[Some rows]
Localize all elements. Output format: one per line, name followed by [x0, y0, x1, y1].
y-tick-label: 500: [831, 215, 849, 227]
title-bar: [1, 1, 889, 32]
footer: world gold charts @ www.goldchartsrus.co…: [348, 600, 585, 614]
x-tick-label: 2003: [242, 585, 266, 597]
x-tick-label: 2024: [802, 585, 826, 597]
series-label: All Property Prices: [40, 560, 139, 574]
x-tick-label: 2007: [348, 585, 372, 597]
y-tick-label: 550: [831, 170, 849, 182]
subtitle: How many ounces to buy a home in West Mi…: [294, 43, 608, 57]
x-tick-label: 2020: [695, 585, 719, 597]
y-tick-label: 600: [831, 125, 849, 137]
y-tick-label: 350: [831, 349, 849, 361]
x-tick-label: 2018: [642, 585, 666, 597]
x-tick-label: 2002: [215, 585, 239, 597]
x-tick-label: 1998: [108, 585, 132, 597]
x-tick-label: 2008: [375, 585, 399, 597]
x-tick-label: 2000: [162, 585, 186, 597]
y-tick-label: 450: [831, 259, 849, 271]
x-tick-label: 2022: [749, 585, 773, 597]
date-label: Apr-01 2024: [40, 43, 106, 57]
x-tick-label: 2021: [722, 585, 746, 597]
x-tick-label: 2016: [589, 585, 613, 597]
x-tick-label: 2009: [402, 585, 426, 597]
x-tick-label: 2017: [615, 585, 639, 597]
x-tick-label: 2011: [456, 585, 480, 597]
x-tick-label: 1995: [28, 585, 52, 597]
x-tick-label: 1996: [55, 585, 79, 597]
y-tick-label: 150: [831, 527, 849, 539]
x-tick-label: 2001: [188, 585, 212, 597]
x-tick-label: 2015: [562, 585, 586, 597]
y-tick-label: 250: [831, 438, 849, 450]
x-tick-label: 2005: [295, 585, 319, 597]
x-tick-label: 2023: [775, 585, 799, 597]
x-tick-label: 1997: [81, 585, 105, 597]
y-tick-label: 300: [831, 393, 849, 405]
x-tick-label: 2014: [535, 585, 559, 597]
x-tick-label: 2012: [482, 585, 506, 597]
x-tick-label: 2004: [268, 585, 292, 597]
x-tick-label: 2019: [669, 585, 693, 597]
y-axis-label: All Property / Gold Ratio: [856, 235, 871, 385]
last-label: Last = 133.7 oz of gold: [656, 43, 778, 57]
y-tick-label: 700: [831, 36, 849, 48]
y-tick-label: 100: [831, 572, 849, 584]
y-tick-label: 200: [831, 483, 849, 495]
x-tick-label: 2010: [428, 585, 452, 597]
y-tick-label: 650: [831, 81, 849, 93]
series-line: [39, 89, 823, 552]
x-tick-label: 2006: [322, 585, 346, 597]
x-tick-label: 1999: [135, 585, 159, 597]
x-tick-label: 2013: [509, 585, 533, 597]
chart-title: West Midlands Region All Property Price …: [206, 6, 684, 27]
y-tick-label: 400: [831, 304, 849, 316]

WHAT YOU SHOULD DO:
Copy out every line of the rows above word for word, without changing anything.

RESULT:
Localize all elements. Output format: one per line, name followed by [x0, y0, x1, y1].
y-tick-label: 500: [831, 215, 849, 227]
title-bar: [1, 1, 889, 32]
footer: world gold charts @ www.goldchartsrus.co…: [348, 600, 585, 614]
x-tick-label: 2003: [242, 585, 266, 597]
x-tick-label: 2024: [802, 585, 826, 597]
series-label: All Property Prices: [40, 560, 139, 574]
x-tick-label: 2007: [348, 585, 372, 597]
y-tick-label: 550: [831, 170, 849, 182]
subtitle: How many ounces to buy a home in West Mi…: [294, 43, 608, 57]
x-tick-label: 2020: [695, 585, 719, 597]
y-tick-label: 600: [831, 125, 849, 137]
y-tick-label: 350: [831, 349, 849, 361]
x-tick-label: 2018: [642, 585, 666, 597]
x-tick-label: 2002: [215, 585, 239, 597]
x-tick-label: 1998: [108, 585, 132, 597]
x-tick-label: 2008: [375, 585, 399, 597]
x-tick-label: 2000: [162, 585, 186, 597]
y-tick-label: 450: [831, 259, 849, 271]
x-tick-label: 2022: [749, 585, 773, 597]
date-label: Apr-01 2024: [40, 43, 106, 57]
x-tick-label: 2021: [722, 585, 746, 597]
x-tick-label: 2016: [589, 585, 613, 597]
x-tick-label: 2009: [402, 585, 426, 597]
x-tick-label: 2017: [615, 585, 639, 597]
x-tick-label: 2011: [456, 585, 480, 597]
x-tick-label: 1995: [28, 585, 52, 597]
x-tick-label: 1996: [55, 585, 79, 597]
y-tick-label: 150: [831, 527, 849, 539]
x-tick-label: 2001: [188, 585, 212, 597]
x-tick-label: 2015: [562, 585, 586, 597]
y-tick-label: 250: [831, 438, 849, 450]
x-tick-label: 2005: [295, 585, 319, 597]
x-tick-label: 2023: [775, 585, 799, 597]
x-tick-label: 1997: [81, 585, 105, 597]
y-tick-label: 300: [831, 393, 849, 405]
x-tick-label: 2014: [535, 585, 559, 597]
x-tick-label: 2012: [482, 585, 506, 597]
x-tick-label: 2004: [268, 585, 292, 597]
x-tick-label: 2019: [669, 585, 693, 597]
y-axis-label: All Property / Gold Ratio: [856, 235, 871, 385]
last-label: Last = 133.7 oz of gold: [656, 43, 778, 57]
y-tick-label: 700: [831, 36, 849, 48]
y-tick-label: 100: [831, 572, 849, 584]
y-tick-label: 200: [831, 483, 849, 495]
x-tick-label: 2010: [428, 585, 452, 597]
y-tick-label: 650: [831, 81, 849, 93]
series-line: [39, 89, 823, 552]
x-tick-label: 2006: [322, 585, 346, 597]
x-tick-label: 1999: [135, 585, 159, 597]
x-tick-label: 2013: [509, 585, 533, 597]
chart-title: West Midlands Region All Property Price …: [206, 6, 684, 27]
y-tick-label: 400: [831, 304, 849, 316]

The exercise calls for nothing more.